> **Your instructions**
Provide nothing beyond the count of lines that include the string "student".

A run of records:
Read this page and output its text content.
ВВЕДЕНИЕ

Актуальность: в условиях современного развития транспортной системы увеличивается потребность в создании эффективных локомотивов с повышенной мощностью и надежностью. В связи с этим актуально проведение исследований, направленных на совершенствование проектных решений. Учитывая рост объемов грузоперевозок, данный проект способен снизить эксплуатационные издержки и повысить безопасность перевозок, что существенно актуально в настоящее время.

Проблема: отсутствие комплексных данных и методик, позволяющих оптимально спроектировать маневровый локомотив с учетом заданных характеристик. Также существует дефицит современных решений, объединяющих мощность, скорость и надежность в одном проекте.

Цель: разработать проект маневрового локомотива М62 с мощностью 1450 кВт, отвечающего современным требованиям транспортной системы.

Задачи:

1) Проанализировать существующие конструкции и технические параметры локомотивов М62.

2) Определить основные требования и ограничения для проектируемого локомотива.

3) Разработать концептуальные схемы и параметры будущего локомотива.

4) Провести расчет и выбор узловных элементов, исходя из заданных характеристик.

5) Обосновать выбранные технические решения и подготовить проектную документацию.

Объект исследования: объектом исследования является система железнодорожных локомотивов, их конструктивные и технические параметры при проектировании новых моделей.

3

==

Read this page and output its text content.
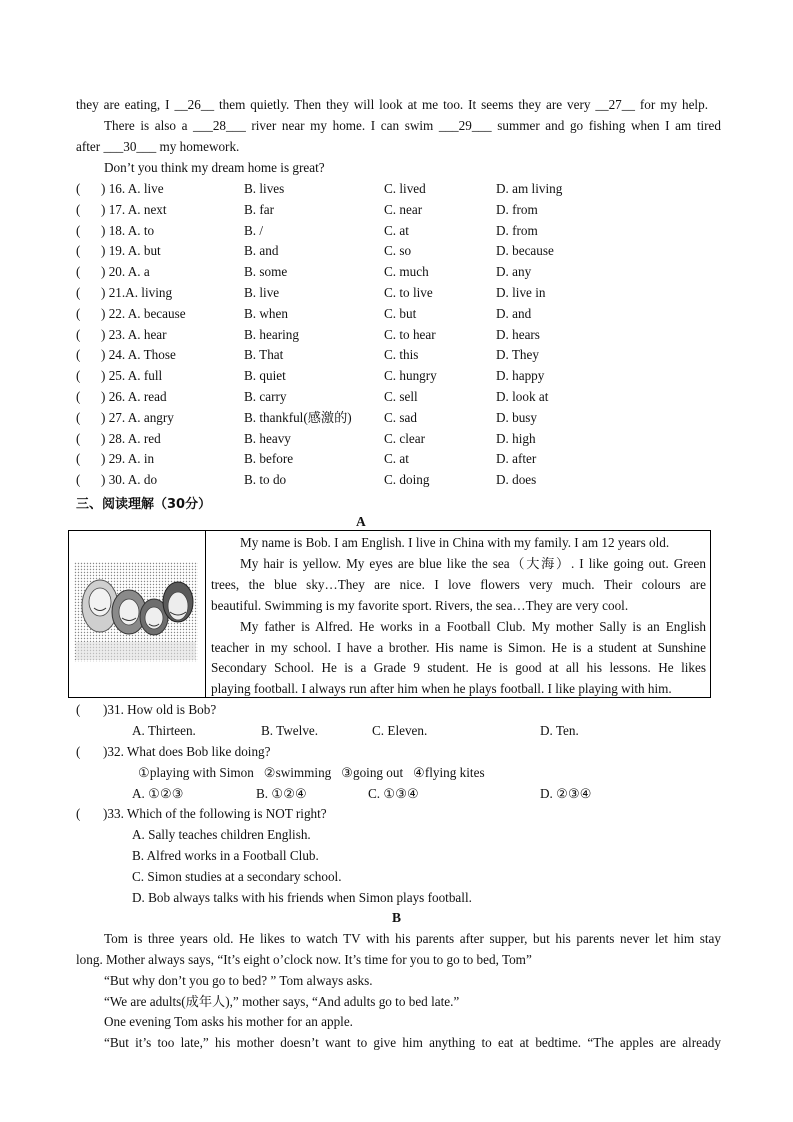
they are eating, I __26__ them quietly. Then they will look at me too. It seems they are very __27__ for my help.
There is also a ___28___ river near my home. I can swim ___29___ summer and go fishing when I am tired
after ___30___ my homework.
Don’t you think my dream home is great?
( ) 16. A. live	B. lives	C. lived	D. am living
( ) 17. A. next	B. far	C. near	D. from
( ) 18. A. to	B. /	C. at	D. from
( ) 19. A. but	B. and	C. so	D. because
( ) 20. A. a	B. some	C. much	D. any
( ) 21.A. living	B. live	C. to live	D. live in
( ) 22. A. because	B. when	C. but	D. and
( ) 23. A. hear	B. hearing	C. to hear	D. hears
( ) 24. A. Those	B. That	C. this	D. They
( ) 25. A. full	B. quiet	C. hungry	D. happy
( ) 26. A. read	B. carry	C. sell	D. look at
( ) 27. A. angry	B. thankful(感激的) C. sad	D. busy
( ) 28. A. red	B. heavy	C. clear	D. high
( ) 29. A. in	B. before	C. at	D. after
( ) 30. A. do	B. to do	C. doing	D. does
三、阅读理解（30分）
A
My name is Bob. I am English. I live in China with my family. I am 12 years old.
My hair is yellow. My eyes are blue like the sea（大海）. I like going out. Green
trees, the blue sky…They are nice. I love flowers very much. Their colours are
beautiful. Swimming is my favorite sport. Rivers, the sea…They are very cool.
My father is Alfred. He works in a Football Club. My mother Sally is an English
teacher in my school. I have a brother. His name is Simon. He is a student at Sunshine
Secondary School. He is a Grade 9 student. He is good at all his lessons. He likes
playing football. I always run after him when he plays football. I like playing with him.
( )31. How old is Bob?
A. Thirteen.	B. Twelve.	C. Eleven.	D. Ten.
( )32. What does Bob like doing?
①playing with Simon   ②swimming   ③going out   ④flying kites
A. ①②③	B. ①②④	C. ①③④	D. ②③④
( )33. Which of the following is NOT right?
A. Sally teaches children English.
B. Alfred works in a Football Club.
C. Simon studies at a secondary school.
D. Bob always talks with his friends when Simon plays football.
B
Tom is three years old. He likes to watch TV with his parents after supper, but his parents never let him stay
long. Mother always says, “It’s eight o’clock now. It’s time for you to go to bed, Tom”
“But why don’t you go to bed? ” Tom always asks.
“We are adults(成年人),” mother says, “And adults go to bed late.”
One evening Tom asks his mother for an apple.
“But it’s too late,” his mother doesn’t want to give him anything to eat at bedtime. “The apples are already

> **Task answer**
2